Dataset records:
------------------------------------------------

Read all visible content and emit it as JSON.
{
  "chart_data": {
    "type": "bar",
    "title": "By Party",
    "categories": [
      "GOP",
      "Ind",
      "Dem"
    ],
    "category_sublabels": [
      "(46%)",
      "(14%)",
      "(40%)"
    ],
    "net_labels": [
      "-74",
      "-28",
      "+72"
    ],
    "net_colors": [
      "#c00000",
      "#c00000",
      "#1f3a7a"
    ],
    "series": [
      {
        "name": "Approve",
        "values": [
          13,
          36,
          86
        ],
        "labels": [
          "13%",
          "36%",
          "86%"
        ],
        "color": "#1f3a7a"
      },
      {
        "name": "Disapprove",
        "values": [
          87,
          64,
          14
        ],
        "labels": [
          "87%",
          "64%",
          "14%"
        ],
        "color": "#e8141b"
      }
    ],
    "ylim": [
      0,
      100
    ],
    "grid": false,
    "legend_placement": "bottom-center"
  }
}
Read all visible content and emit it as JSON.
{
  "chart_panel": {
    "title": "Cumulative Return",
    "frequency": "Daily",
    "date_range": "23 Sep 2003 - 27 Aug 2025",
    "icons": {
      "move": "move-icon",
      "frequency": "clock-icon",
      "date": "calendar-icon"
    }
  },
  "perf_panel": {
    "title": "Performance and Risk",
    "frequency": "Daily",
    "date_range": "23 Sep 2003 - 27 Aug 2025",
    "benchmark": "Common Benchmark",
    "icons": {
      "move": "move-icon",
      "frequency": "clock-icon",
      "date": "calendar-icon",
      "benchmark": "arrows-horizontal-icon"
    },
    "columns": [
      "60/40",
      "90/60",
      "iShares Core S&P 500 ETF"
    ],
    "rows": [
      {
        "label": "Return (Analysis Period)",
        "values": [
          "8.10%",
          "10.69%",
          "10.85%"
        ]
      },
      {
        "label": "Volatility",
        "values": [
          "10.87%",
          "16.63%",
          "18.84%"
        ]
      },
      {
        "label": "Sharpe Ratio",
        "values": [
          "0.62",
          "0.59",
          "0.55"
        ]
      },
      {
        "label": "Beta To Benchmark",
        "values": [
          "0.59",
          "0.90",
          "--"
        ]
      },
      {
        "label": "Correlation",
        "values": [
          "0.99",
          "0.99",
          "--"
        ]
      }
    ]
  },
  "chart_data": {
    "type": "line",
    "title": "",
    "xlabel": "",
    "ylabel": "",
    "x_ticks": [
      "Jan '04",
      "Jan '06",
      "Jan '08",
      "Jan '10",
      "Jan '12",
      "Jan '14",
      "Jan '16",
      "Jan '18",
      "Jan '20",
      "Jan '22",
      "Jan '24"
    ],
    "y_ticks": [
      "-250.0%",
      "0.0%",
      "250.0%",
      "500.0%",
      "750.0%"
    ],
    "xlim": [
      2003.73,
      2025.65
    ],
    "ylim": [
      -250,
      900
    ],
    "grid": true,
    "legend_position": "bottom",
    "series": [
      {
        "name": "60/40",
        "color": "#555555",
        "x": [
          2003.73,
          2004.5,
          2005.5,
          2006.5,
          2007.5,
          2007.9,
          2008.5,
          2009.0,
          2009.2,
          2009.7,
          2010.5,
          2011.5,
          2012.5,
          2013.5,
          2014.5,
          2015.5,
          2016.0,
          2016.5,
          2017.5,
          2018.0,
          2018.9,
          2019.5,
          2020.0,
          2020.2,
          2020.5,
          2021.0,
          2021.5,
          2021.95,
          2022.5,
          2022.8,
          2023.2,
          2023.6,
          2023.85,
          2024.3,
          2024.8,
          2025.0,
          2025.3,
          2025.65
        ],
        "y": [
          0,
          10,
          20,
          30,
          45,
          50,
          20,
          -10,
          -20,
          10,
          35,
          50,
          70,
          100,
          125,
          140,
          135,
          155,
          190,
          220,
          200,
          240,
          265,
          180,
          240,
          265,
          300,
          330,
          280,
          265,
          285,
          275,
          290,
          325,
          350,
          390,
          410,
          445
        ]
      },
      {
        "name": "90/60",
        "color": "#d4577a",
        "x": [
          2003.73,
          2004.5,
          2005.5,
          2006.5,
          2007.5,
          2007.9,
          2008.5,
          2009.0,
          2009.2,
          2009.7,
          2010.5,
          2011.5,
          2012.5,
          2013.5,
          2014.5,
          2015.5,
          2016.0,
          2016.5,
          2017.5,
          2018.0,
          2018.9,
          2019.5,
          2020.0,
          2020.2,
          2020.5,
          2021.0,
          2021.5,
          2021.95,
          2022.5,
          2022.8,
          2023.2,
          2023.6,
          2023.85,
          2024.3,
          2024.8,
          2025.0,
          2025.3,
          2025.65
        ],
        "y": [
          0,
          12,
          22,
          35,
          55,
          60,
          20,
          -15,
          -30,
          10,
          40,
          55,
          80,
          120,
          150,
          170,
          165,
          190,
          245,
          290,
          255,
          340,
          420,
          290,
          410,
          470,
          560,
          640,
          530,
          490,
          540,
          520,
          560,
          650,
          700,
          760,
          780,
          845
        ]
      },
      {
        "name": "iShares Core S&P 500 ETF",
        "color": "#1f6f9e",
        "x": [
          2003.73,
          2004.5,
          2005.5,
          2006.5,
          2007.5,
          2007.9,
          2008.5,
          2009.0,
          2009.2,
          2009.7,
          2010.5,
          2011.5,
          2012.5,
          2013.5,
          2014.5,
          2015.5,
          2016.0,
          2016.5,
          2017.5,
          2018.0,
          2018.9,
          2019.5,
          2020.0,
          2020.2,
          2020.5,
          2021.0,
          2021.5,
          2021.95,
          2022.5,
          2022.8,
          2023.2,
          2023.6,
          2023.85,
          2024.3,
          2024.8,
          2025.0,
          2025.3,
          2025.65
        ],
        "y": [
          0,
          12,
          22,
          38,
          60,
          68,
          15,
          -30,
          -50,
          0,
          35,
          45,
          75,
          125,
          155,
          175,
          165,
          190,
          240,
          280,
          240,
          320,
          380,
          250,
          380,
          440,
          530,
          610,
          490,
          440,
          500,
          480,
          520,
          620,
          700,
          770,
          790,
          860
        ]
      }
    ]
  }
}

------------------------------------------------

● Exercise objective: Among the lines of the listing, how many hold the string "title"? Respond with only the number.

● Written solution: 4